__What is required__:
Copy every entry word for word, but skip the pictures.

__Record set__:
◇ ◇ ◇ ◇

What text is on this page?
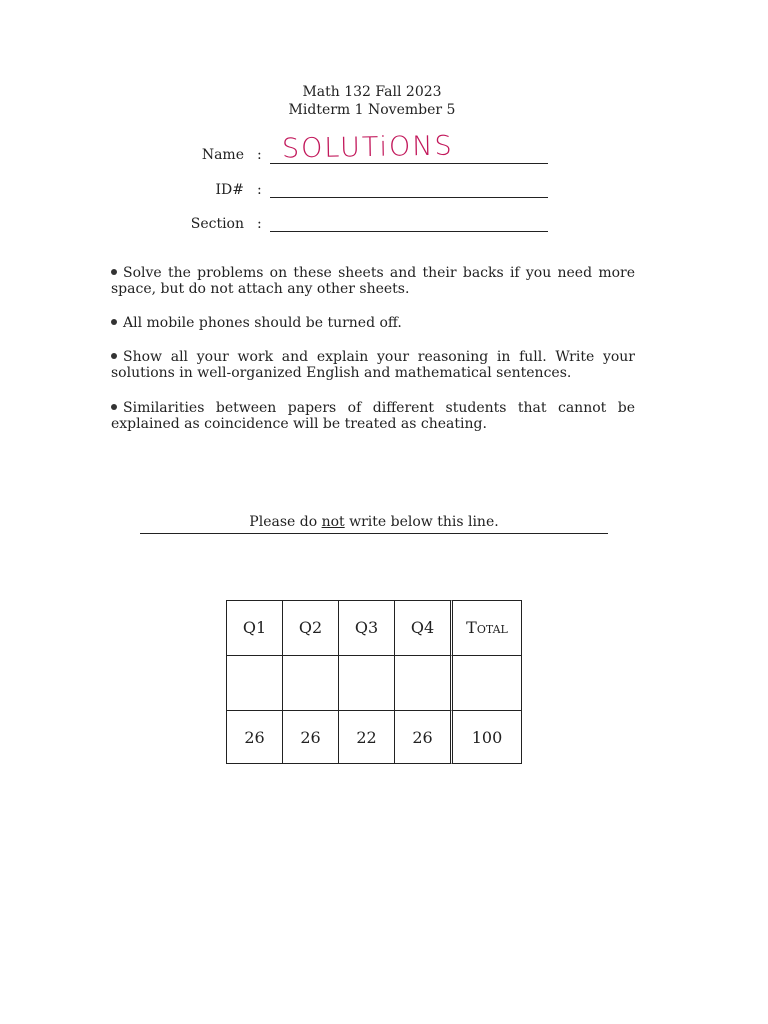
Math 132 Fall 2023
Midterm 1 November 5
Name : SOLUTiONS
ID# :
Section :
Solve the problems on these sheets and their backs if you need more space, but do not attach any other sheets.
All mobile phones should be turned off.
Show all your work and explain your reasoning in full. Write your solutions in well-organized English and mathematical sentences.
Similarities between papers of different students that cannot be explained as coincidence will be treated as cheating.
Please do not write below this line.
Q1	Q2	Q3	Q4	Total

26	26	22	26	100
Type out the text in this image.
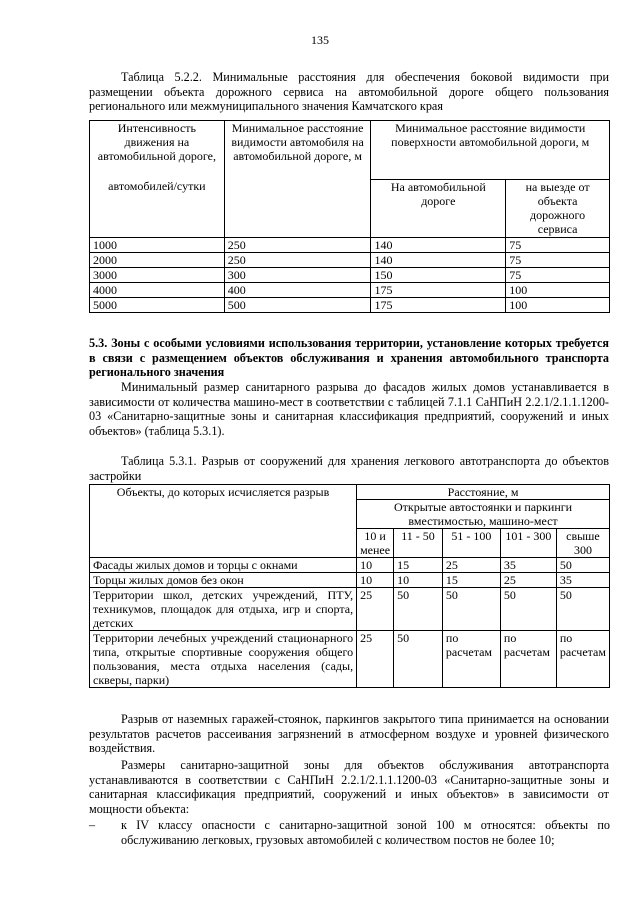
135
Таблица 5.2.2. Минимальные расстояния для обеспечения боковой видимости при размещении объекта дорожного сервиса на автомобильной дороге общего пользования регионального или межмуниципального значения Камчатского края
Интенсивность движения на автомобильной дороге,	Минимальное расстояние видимости автомобиля на автомобильной дороге, м	Минимальное расстояние видимости поверхности автомобильной дороги, м	
автомобилей/сутки		На автомобильной дороге	на выезде от объекта дорожного сервиса
1000	250	140	75
2000	250	140	75
3000	300	150	75
4000	400	175	100
5000	500	175	100
5.3. Зоны с особыми условиями использования территории, установление которых требуется в связи с размещением объектов обслуживания и хранения автомобильного транспорта регионального значения
Минимальный размер санитарного разрыва до фасадов жилых домов устанавливается в зависимости от количества машино-мест в соответствии с таблицей 7.1.1 СаНПиН 2.2.1/2.1.1.1200-03 «Санитарно-защитные зоны и санитарная классификация предприятий, сооружений и иных объектов» (таблица 5.3.1).
Таблица 5.3.1. Разрыв от сооружений для хранения легкового автотранспорта до объектов застройки
Объекты, до которых исчисляется разрыв	Расстояние, м				
	Открытые автостоянки и паркинги вместимостью, машино-мест				
	10 и менее	11 - 50	51 - 100	101 - 300	свыше 300
Фасады жилых домов и торцы с окнами	10	15	25	35	50
Торцы жилых домов без окон	10	10	15	25	35
Территории школ, детских учреждений, ПТУ, техникумов, площадок для отдыха, игр и спорта, детских	25	50	50	50	50
Территории лечебных учреждений стационарного типа, открытые спортивные сооружения общего пользования, места отдыха населения (сады, скверы, парки)	25	50	по расчетам	по расчетам	по расчетам
Разрыв от наземных гаражей-стоянок, паркингов закрытого типа принимается на основании результатов расчетов рассеивания загрязнений в атмосферном воздухе и уровней физического воздействия.
Размеры санитарно-защитной зоны для объектов обслуживания автотранспорта устанавливаются в соответствии с СаНПиН 2.2.1/2.1.1.1200-03 «Санитарно-защитные зоны и санитарная классификация предприятий, сооружений и иных объектов» в зависимости от мощности объекта:
– к IV классу опасности с санитарно-защитной зоной 100 м относятся: объекты по обслуживанию легковых, грузовых автомобилей с количеством постов не более 10;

◇ ◇ ◇ ◇

__The output__:
What text is on this page?
Math 132 Fall 2023
Midterm 1 November 5
Name : SOLUTiONS
ID# :
Section :
Solve the problems on these sheets and their backs if you need more space, but do not attach any other sheets.
All mobile phones should be turned off.
Show all your work and explain your reasoning in full. Write your solutions in well-organized English and mathematical sentences.
Similarities between papers of different students that cannot be explained as coincidence will be treated as cheating.
Please do not write below this line.
Q1	Q2	Q3	Q4	Total

26	26	22	26	100
Type out the text in this image.
135
Таблица 5.2.2. Минимальные расстояния для обеспечения боковой видимости при размещении объекта дорожного сервиса на автомобильной дороге общего пользования регионального или межмуниципального значения Камчатского края
Интенсивность движения на автомобильной дороге,	Минимальное расстояние видимости автомобиля на автомобильной дороге, м	Минимальное расстояние видимости поверхности автомобильной дороги, м	
автомобилей/сутки		На автомобильной дороге	на выезде от объекта дорожного сервиса
1000	250	140	75
2000	250	140	75
3000	300	150	75
4000	400	175	100
5000	500	175	100
5.3. Зоны с особыми условиями использования территории, установление которых требуется в связи с размещением объектов обслуживания и хранения автомобильного транспорта регионального значения
Минимальный размер санитарного разрыва до фасадов жилых домов устанавливается в зависимости от количества машино-мест в соответствии с таблицей 7.1.1 СаНПиН 2.2.1/2.1.1.1200-03 «Санитарно-защитные зоны и санитарная классификация предприятий, сооружений и иных объектов» (таблица 5.3.1).
Таблица 5.3.1. Разрыв от сооружений для хранения легкового автотранспорта до объектов застройки
Объекты, до которых исчисляется разрыв	Расстояние, м				
	Открытые автостоянки и паркинги вместимостью, машино-мест				
	10 и менее	11 - 50	51 - 100	101 - 300	свыше 300
Фасады жилых домов и торцы с окнами	10	15	25	35	50
Торцы жилых домов без окон	10	10	15	25	35
Территории школ, детских учреждений, ПТУ, техникумов, площадок для отдыха, игр и спорта, детских	25	50	50	50	50
Территории лечебных учреждений стационарного типа, открытые спортивные сооружения общего пользования, места отдыха населения (сады, скверы, парки)	25	50	по расчетам	по расчетам	по расчетам
Разрыв от наземных гаражей-стоянок, паркингов закрытого типа принимается на основании результатов расчетов рассеивания загрязнений в атмосферном воздухе и уровней физического воздействия.
Размеры санитарно-защитной зоны для объектов обслуживания автотранспорта устанавливаются в соответствии с СаНПиН 2.2.1/2.1.1.1200-03 «Санитарно-защитные зоны и санитарная классификация предприятий, сооружений и иных объектов» в зависимости от мощности объекта:
– к IV классу опасности с санитарно-защитной зоной 100 м относятся: объекты по обслуживанию легковых, грузовых автомобилей с количеством постов не более 10;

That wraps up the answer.